DOCUMENT SECTION ->
---+---

AI Applications in the fields of Multimedia, Computer Vision and Robotics: MIT offers a new programming language for the visual web

Article from http://gigaom.com/2012/08/01/mit-offers-a-new-programming-language-for-the-visual-web/

MIT released Halide, a programming language that makes it easier to process photos without resorting to slow, custom algorithms. Halide might be the software equivalent of a sewing machine for sites such as Instagram that previously had to stitch their imaging processing code by hand.

Researchers at MIT’s Computer Science and Artificial Intelligence Laboratory have built a new programming language called Halide that it hopes will make writing image processing software easier. The resulting language is built specifically for working with images in constrained compute environments and would replace custom algorithms currently written to perform those image-processing functions.

If so, that’s a good thing, given our love of visually rich web sites and our predilection for snapping and sharing mobile photos as easily as we once made voice calls. Not only will image-processing software be easier to write, but Halide might also help spare our mobile batteries by using our processors more efficiently.

---+---

DATASET ENTRIES ->

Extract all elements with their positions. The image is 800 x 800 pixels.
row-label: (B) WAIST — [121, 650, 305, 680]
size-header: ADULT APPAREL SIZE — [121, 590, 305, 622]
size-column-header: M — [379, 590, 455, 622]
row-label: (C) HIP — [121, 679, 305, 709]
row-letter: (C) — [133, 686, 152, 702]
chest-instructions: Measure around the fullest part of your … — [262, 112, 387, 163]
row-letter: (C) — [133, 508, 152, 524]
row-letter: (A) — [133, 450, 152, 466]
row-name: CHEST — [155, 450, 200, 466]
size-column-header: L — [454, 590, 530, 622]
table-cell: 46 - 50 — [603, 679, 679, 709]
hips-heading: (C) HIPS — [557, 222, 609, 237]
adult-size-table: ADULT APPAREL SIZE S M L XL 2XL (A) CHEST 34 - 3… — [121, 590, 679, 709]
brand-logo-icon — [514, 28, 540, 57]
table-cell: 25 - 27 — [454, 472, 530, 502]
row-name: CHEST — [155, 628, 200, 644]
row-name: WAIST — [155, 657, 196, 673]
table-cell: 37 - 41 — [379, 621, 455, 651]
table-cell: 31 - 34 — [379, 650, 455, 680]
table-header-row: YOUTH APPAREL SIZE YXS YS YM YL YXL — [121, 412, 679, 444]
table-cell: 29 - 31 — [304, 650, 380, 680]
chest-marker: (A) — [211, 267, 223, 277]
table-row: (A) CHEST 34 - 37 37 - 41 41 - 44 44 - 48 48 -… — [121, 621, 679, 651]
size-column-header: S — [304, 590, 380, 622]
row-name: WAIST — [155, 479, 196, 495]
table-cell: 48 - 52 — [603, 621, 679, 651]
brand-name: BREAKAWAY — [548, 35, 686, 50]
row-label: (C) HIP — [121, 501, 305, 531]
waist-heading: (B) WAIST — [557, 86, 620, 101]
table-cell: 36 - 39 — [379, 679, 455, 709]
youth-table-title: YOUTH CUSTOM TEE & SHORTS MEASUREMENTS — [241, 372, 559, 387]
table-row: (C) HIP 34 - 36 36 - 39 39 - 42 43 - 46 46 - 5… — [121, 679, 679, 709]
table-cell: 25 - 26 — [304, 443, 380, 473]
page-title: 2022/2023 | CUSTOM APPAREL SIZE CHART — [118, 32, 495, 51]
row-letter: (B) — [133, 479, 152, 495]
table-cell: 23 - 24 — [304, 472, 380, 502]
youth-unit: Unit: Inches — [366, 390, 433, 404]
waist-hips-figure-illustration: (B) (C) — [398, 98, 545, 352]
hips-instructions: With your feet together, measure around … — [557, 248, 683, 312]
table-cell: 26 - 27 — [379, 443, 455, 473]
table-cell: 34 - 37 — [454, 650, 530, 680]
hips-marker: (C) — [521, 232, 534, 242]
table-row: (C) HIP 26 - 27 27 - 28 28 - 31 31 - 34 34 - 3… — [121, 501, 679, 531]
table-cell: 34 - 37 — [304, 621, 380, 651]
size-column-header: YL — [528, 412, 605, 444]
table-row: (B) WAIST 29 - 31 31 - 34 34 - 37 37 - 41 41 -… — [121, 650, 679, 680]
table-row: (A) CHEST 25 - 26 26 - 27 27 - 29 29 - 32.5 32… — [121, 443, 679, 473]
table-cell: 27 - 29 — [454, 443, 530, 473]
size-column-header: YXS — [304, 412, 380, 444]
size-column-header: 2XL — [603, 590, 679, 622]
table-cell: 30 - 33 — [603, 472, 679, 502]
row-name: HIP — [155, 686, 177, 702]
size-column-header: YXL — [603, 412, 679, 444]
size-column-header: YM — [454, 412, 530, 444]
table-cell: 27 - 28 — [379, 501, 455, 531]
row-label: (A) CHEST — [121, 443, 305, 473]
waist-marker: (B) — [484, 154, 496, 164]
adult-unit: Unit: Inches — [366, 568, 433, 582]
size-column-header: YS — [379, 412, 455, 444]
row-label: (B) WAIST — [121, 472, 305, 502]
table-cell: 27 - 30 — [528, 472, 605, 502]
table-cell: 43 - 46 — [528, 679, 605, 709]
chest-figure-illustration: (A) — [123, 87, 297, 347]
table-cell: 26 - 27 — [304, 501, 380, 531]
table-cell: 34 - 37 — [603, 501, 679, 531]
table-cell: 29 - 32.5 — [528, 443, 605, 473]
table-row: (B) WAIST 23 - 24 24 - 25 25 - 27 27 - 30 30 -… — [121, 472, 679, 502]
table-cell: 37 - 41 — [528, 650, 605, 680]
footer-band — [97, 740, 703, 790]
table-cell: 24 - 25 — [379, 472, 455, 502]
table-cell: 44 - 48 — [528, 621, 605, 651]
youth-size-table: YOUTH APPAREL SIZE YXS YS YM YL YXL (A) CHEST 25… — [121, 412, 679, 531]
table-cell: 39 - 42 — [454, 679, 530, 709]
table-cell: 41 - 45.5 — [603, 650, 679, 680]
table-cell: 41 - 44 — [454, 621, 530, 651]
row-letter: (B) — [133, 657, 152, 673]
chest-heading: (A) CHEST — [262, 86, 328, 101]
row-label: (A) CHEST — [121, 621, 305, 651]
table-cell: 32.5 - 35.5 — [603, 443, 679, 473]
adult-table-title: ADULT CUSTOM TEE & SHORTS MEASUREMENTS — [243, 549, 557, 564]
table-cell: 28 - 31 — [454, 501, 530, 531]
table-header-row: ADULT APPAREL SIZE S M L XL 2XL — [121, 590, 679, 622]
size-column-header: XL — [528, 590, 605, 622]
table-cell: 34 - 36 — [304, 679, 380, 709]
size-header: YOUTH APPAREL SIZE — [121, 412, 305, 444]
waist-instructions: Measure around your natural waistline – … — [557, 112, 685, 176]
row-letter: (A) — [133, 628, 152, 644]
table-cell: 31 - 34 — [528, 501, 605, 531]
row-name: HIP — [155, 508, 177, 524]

---+---

EXERCISE REQUIREMENTS ->
• A. In the article on MIT's Halide language, which MIT lab built Halide?
• B. Pick up the article on MIT's Halide language after its final sentence and keep writing it.

ANSWER SET ->
• A. MIT's Computer Science and Artificial Intelligence Laboratory.

• B.
The challenge of computer sight

Getting a digital camera to “see” like a human’s eye is not an easy task. Heck, exactly how the human eye “sees” isn’t an easily understood thing. Fortunately for us, our brains handle all the complexities associated with compensating for lighting, discerning color from different wavelengths and all pulling it all together into something meaningful to a human being. But for cameras on mobile phones or pictures sent to the web for editing, image processing is the result of many different steps — all of which take a lot of processing power.

The MIT folks explain it like this in their release on Halide:

One reason that image processing is so computationally intensive is that it generally requires a succession of discrete operations. After light strikes the sensor in a cellphone camera, the phone combs through the image data for values that indicate malfunctioning sensor pixels and corrects them. Then it correlates the readings from pixels sensitive to different colors to deduce the actual colors of image regions. Then it does some color correction, and then some contrast adjustment, to make the image colors better correspond to what the human eye sees. At this point, the phone has done so much processing that it takes another pass through the data to clean it up.
And that’s just to display the image on the phone screen.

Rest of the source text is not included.